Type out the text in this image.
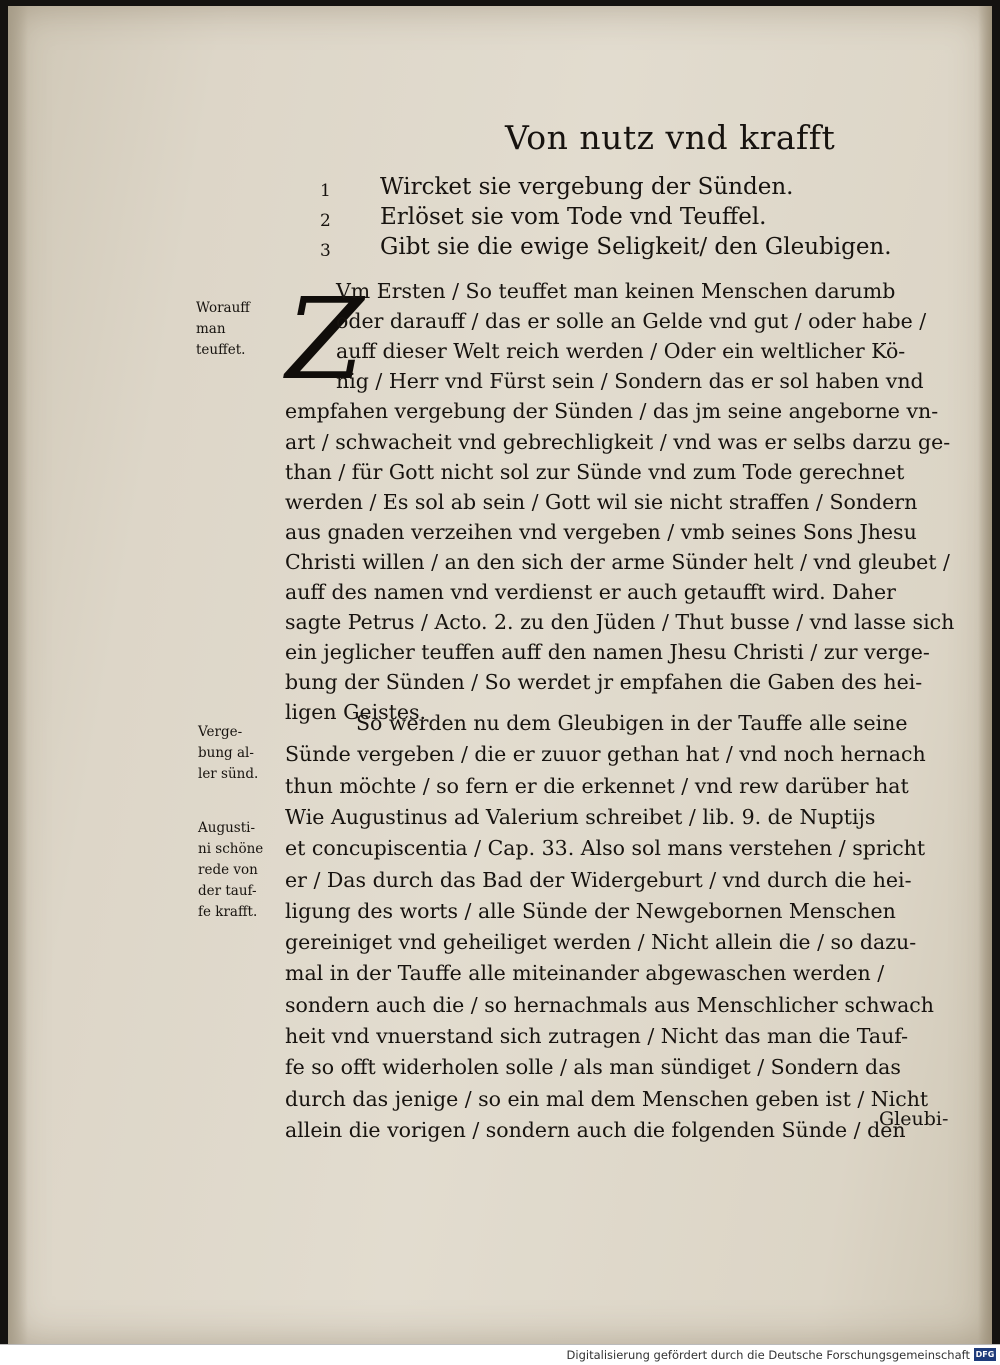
Von nutz vnd krafft
1 Wircket sie vergebung der Sünden.
2 Erlöset sie vom Tode vnd Teuffel.
3 Gibt sie die ewige Seligkeit/ den Gleubigen.
Z
Vm Ersten / So teuffet man keinen Menschen darumb
oder darauff / das er solle an Gelde vnd gut / oder habe /
auff dieser Welt reich werden / Oder ein weltlicher Kö-
nig / Herr vnd Fürst sein / Sondern das er sol haben vnd
empfahen vergebung der Sünden / das jm seine angeborne vn-
art / schwacheit vnd gebrechligkeit / vnd was er selbs darzu ge-
than / für Gott nicht sol zur Sünde vnd zum Tode gerechnet
werden / Es sol ab sein / Gott wil sie nicht straffen / Sondern
aus gnaden verzeihen vnd vergeben / vmb seines Sons Jhesu
Christi willen / an den sich der arme Sünder helt / vnd gleubet /
auff des namen vnd verdienst er auch getaufft wird. Daher
sagte Petrus / Acto. 2. zu den Jüden / Thut busse / vnd lasse sich
ein jeglicher teuffen auff den namen Jhesu Christi / zur verge-
bung der Sünden / So werdet jr empfahen die Gaben des hei-
ligen Geistes.
So werden nu dem Gleubigen in der Tauffe alle seine
Sünde vergeben / die er zuuor gethan hat / vnd noch hernach
thun möchte / so fern er die erkennet / vnd rew darüber hat
Wie Augustinus ad Valerium schreibet / lib. 9. de Nuptijs
et concupiscentia / Cap. 33. Also sol mans verstehen / spricht
er / Das durch das Bad der Widergeburt / vnd durch die hei-
ligung des worts / alle Sünde der Newgebornen Menschen
gereiniget vnd geheiliget werden / Nicht allein die / so dazu-
mal in der Tauffe alle miteinander abgewaschen werden /
sondern auch die / so hernachmals aus Menschlicher schwach
heit vnd vnuerstand sich zutragen / Nicht das man die Tauf-
fe so offt widerholen solle / als man sündiget / Sondern das
durch das jenige / so ein mal dem Menschen geben ist / Nicht
allein die vorigen / sondern auch die folgenden Sünde / den
Gleubi-
Worauff
man
teuffet.
Verge-
bung al-
ler sünd.
Augusti-
ni schöne
rede von
der tauf-
fe krafft.
Digitalisierung gefördert durch die Deutsche Forschungsgemeinschaft DFG
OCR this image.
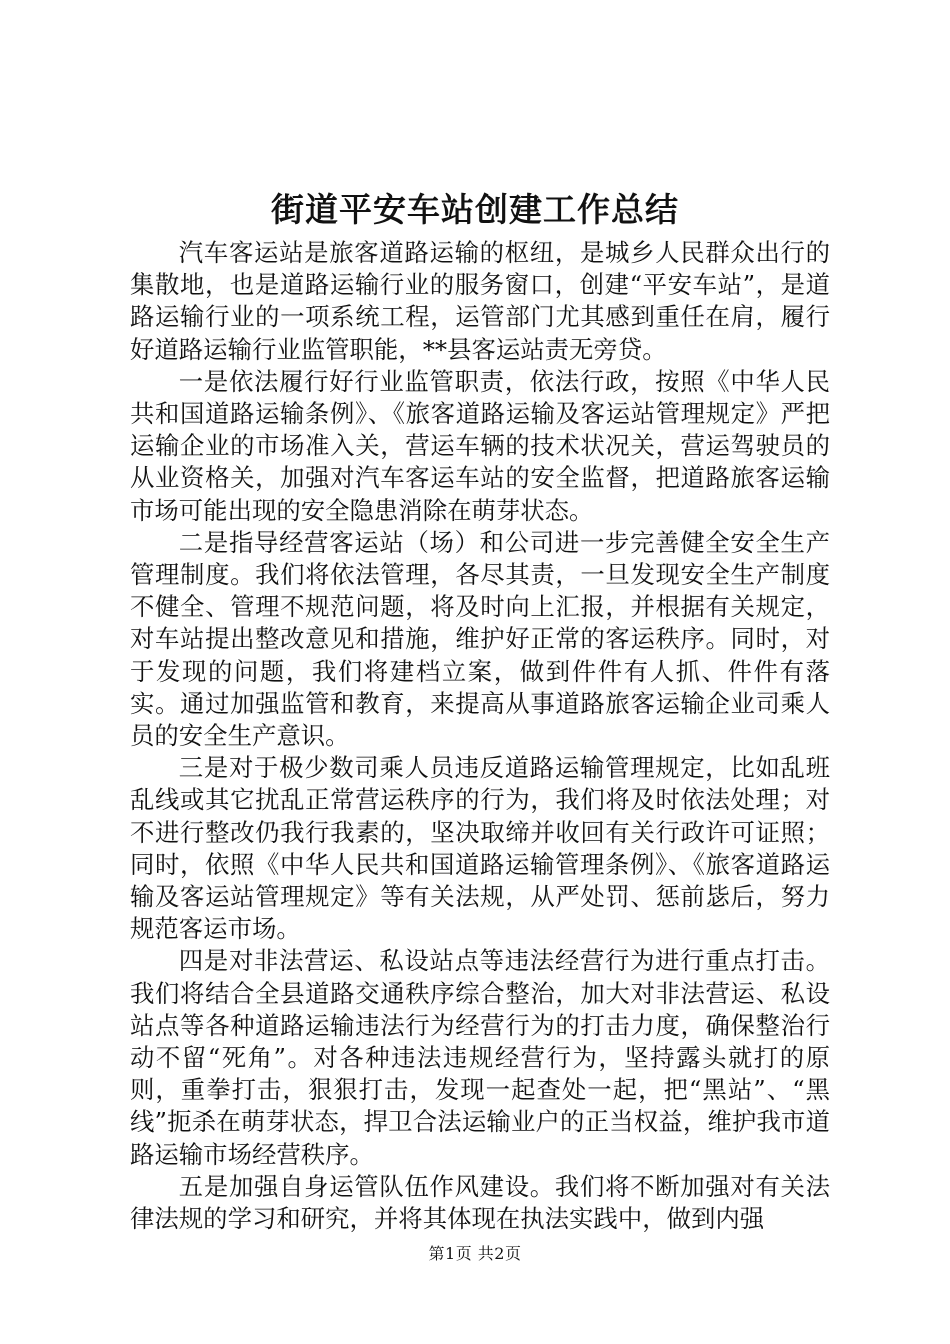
街道平安车站创建工作总结

汽车客运站是旅客道路运输的枢纽，是城乡人民群众出行的集散地，也是道路运输行业的服务窗口，创建“平安车站”，是道路运输行业的一项系统工程，运管部门尤其感到重任在肩，履行好道路运输行业监管职能，**县客运站责无旁贷。

一是依法履行好行业监管职责，依法行政，按照《中华人民共和国道路运输条例》、《旅客道路运输及客运站管理规定》严把运输企业的市场准入关，营运车辆的技术状况关，营运驾驶员的从业资格关，加强对汽车客运车站的安全监督，把道路旅客运输市场可能出现的安全隐患消除在萌芽状态。

二是指导经营客运站（场）和公司进一步完善健全安全生产管理制度。我们将依法管理，各尽其责，一旦发现安全生产制度不健全、管理不规范问题，将及时向上汇报，并根据有关规定，对车站提出整改意见和措施，维护好正常的客运秩序。同时，对于发现的问题，我们将建档立案，做到件件有人抓、件件有落实。通过加强监管和教育，来提高从事道路旅客运输企业司乘人员的安全生产意识。

三是对于极少数司乘人员违反道路运输管理规定，比如乱班乱线或其它扰乱正常营运秩序的行为，我们将及时依法处理；对不进行整改仍我行我素的，坚决取缔并收回有关行政许可证照；同时，依照《中华人民共和国道路运输管理条例》、《旅客道路运输及客运站管理规定》等有关法规，从严处罚、惩前毖后，努力规范客运市场。

四是对非法营运、私设站点等违法经营行为进行重点打击。我们将结合全县道路交通秩序综合整治，加大对非法营运、私设站点等各种道路运输违法行为经营行为的打击力度，确保整治行动不留“死角”。对各种违法违规经营行为，坚持露头就打的原则，重拳打击，狠狠打击，发现一起查处一起，把“黑站”、“黑线”扼杀在萌芽状态，捍卫合法运输业户的正当权益，维护我市道路运输市场经营秩序。

五是加强自身运管队伍作风建设。我们将不断加强对有关法律法规的学习和研究，并将其体现在执法实践中，做到内强

第1页 共2页
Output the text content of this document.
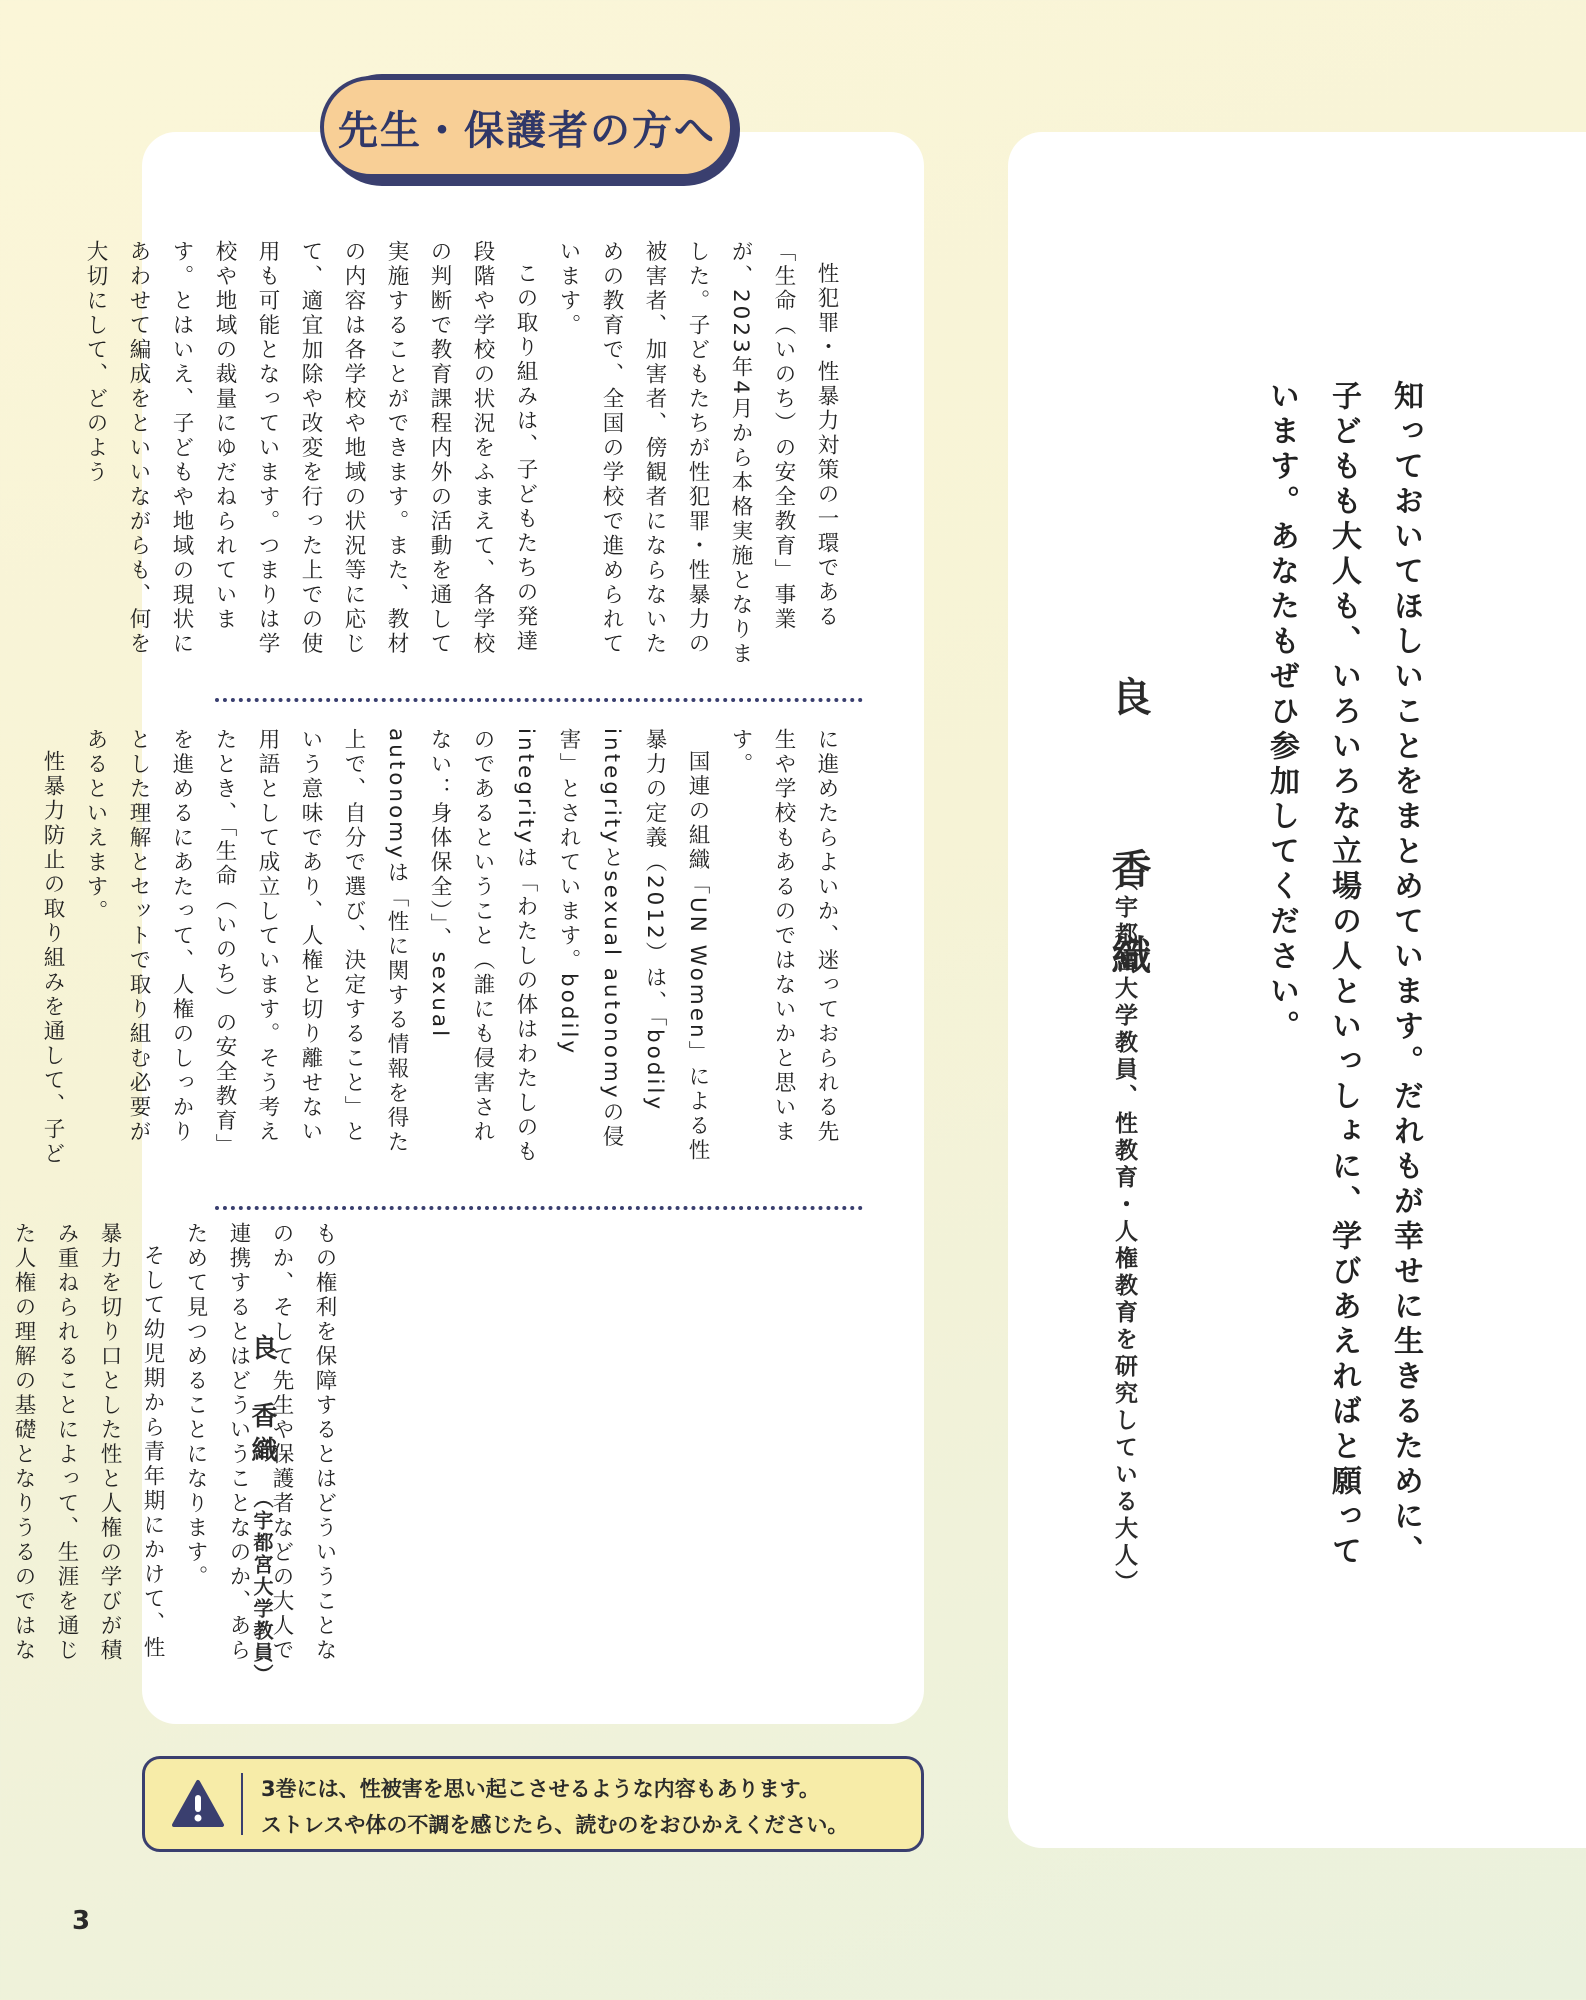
先生・保護者の方へ

性犯罪・性暴力対策の一環である「生命（いのち）の安全教育」事業が、2023年4月から本格実施となりました。子どもたちが性犯罪・性暴力の被害者、加害者、傍観者にならないための教育で、全国の学校で進められています。

この取り組みは、子どもたちの発達段階や学校の状況をふまえて、各学校の判断で教育課程内外の活動を通して実施することができます。また、教材の内容は各学校や地域の状況等に応じて、適宜加除や改変を行った上での使用も可能となっています。つまりは学校や地域の裁量にゆだねられています。とはいえ、子どもや地域の現状にあわせて編成をといいながらも、何を大切にして、どのよう

に進めたらよいか、迷っておられる先生や学校もあるのではないかと思います。

国連の組織「UN Women」による性暴力の定義（2012）は、「bodily integrityとsexual autonomyの侵害」とされています。bodily integrityは「わたしの体はわたしのものであるということ（誰にも侵害されない：身体保全）」、sexual autonomyは「性に関する情報を得た上で、自分で選び、決定すること」という意味であり、人権と切り離せない用語として成立しています。そう考えたとき、「生命（いのち）の安全教育」を進めるにあたって、人権のしっかりとした理解とセットで取り組む必要があるといえます。

性暴力防止の取り組みを通して、子ど

もの権利を保障するとはどういうことなのか、そして先生や保護者などの大人で連携するとはどういうことなのか、あらためて見つめることになります。

そして幼児期から青年期にかけて、性暴力を切り口とした性と人権の学びが積み重ねられることによって、生涯を通じた人権の理解の基礎となりうるのではな

良　香織 （宇都宮大学教員）
知っておいてほしいことをまとめています。だれもが幸せに生きるために、子どもも大人も、いろいろな立場の人といっしょに、学びあえればと願っています。あなたもぜひ参加してください。
良　香織
（宇都宮大学教員、性教育・人権教育を研究している大人）
3巻には、性被害を思い起こさせるような内容もあります。
ストレスや体の不調を感じたら、読むのをおひかえください。
3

---+---

What the task asks: Copy, from the material above, each line in which the string "auch" occurs.

Solution for this problem:
auff des namen vnd verdienst er auch getaufft wird. Daher
sondern auch die / so hernachmals aus Menschlicher schwach
allein die vorigen / sondern auch die folgenden Sünde / den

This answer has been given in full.